### EXTRACTO DEL DOCUMENTO
Acabados los combates, el virrey Abascal decidió ordenar la situación política producida tras la contienda enviando al marqués de Avilés como virrey en funciones a lo que se opusieron a ello el cabildo y audiencia bonaerenses que sólo aceptaron a Liniers como virrey de Río de la Plata. En todo este tiempo, José Fernando de Abascal, se vio impotente de acudir en su ayuda directa para no romper con la palabra empeñada de luchar contra la corona británica;[22] pena [23] que aún le duraría dos años y medio más[24] a pesar de lo cambiante que estuvieron las alianzas en los próximos tiempos. Aunque no envió tropas sí que ayudó a los rioplatenses (primero en su lucha contra Inglaterra y después para acabar con la insurrección contra el Rey) con material de guerra. Auxilió al general Elío (gobernador del lugar entre 1807-1810) a liberar la plaza de Montevideo por medio de 1.000 quintales de pólvora, junto a su munición, en dos ocasiones, además de 500.000 pesos y una fragata cargada con trigo enviada por la ruta del cabo de Hornos.
Apoyó a su vez al brigadier Gaspar de Vigodet (gobernador de dicha plaza desde octubre de 1810 hasta su pérdida a manos de los insurgentes el 23 de mayo de 1814) y a los capitanes de navío a su mando José María de Salazar y Luis de la Sierra, dilatando de este modo la rendición de dicha plaza, enviando 3.000 quintales de pólvora, 200 quintales de proyectiles, 200.000 cartuchos y 3.000 espadas por la vía chilena, además de un apoyo financiero de 600.000 pesos, gracias a las tesorerías de Arequipa y Puno, por la ruta del Cuzco. Y, finalmente en estos primeros tiempos, asistió al reino de Chile con 6 cañones de campaña y 500 quintales de pólvora. No en vano, a la vista de los hechos, el propio Abascal escribió años más tarde: Si el Parque de Artillería y lo concerniente a él se hubiera mantenido en el estado á que mi antecesor quiso reducirlo ¿quál hubiera sido la suerte de estas Provincias y aun de toda la America del Sur?[25] Veremos ahora cómo lo hizo.

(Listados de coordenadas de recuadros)
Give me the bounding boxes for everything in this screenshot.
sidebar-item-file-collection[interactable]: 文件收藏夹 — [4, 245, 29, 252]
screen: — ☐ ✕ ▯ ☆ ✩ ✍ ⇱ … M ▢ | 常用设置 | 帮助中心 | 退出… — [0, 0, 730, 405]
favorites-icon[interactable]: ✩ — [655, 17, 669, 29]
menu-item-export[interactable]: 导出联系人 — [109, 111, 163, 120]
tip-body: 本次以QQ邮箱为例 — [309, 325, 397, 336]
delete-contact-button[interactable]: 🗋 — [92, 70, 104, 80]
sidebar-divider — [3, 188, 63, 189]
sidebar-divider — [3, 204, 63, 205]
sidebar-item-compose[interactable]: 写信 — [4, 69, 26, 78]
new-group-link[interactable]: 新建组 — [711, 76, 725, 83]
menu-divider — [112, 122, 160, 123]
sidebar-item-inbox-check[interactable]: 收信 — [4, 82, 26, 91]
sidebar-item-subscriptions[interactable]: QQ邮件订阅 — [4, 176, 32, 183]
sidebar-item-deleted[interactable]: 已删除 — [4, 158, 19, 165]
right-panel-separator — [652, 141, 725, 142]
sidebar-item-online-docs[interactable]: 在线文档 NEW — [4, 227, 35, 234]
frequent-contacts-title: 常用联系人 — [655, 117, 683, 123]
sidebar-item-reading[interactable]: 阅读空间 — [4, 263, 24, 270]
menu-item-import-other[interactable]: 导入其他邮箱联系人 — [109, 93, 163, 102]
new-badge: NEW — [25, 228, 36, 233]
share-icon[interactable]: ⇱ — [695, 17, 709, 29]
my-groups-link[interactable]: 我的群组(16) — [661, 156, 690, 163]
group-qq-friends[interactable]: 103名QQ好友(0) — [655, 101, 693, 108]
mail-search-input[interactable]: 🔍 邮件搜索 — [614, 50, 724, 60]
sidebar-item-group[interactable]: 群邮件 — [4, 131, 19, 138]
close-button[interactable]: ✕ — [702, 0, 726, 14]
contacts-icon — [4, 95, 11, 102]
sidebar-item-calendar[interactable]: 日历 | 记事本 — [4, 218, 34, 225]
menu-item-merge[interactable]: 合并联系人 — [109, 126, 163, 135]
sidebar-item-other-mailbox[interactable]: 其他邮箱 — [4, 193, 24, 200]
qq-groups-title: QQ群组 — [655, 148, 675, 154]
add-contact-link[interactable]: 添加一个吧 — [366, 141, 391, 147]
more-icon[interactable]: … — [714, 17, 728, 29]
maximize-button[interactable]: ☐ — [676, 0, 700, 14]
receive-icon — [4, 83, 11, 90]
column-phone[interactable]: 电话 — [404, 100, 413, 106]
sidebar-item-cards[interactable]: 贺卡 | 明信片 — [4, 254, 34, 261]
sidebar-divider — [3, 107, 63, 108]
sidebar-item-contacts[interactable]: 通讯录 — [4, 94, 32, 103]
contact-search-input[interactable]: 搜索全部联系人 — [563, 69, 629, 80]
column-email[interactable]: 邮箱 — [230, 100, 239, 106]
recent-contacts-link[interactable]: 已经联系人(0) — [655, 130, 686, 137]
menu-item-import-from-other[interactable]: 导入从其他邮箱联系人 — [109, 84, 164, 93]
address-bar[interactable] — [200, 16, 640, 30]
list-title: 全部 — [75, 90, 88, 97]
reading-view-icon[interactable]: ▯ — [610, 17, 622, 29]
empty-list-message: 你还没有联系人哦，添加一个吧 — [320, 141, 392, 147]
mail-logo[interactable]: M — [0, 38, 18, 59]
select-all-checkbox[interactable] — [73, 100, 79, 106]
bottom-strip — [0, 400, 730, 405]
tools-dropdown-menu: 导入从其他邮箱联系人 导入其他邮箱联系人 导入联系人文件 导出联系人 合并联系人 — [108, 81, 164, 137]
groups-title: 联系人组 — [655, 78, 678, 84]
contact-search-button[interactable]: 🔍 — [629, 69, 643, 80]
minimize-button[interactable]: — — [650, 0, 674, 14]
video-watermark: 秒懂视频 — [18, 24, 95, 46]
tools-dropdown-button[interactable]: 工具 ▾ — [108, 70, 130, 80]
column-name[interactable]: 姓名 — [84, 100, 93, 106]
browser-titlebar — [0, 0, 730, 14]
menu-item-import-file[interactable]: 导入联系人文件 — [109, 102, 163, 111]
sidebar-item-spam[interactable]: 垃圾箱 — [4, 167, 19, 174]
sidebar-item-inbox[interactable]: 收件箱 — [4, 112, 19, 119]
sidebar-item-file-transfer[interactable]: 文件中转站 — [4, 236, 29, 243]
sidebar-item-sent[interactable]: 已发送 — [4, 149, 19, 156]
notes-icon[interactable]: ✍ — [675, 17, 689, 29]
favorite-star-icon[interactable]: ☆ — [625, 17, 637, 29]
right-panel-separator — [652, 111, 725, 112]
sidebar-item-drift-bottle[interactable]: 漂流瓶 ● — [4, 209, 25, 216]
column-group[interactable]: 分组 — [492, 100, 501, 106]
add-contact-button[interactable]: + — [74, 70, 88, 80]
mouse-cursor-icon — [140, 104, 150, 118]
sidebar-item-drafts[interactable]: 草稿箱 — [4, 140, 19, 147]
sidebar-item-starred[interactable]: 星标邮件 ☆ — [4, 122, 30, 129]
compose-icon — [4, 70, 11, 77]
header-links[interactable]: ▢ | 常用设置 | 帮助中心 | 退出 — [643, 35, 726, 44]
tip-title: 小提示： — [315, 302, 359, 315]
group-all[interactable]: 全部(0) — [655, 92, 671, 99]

### OBJETIVO DE LA TAREA
Por favor, continúa el texto sobre la ayuda del virrey Abascal al Río de la Plata después de su última oración.

### RESPUESTA A LA TAREA
A pesar de que el propio Liniers informó a Abascal[26] de que los ingleses no atacarían las costas peruanas, como así fue, por varias razones (el hecho de haber tomado la palabra a dos tercios de la oficialidad prisionera en Río de la Plata de no luchar contra S. M. Católica, la propia derrota frente a Montevideo y Buenos Aires, así como la necesidad de concentrar sus tropas en Europa tras la última derrota rusa en Preussisch-Eylau ante Napoleón el 9 de febrero de ese mismo año), la dilatada experiencia del asturiano le ayudó, tras las reflexiones que hizo tiempo atrás sobre el lugar y la época en la que debía de ejercer como virrey del Perú, el ver como en su mente cuajaba la (…), ratificacion del concepto que tenía formado acerca de que la America debería ser el teatro de la Guerra, y no obstante(…), me dediqué á examinar sin demora los puntos fortificados y fortificables de esta Plaza, de la del Callao, alrededores de ambas y costas laterales.[27] Es decir, algo le decía que la guerra no se iba a librar sólo en el viejo continente sino en las costas americanas. Para lograr prevenir todo aquello, y mucho más, el virrey Abascal comenzó con la reconstrucción de la fábrica de pólvora a la vez que amplió y reorganizó el cuartel de Artillería, remodeló el recinto amurallado de la capital y de la plaza de El Callao y reorganizó y adiestró a las fuerzas militares del Ejército y la Armada.


Montevideo, la última esperanza realista en el estuario del Plata


La constitución definitiva del Uruguay como república independiente se remonta a los comienzos de la emancipación de los territorios de Río de la Plata, con las acciones de Artigas y las reacciones consiguientes por parte española, porteña y lusa con el fin de controlar la Banda Oriental en el estuario del Plata.
Belgrano, jefe de las fuerzas norteñas rioplatenses, regresó de la intendencia paraguaya y se trasladó a la Banda Oriental para sumarse a las fuerzas enviadas desde Buenos Aires que, al mando de José Rondeau, se enfrentaban al gobierno virreinal del último virrey del Río de la Plata, Francisco Javier de Elío.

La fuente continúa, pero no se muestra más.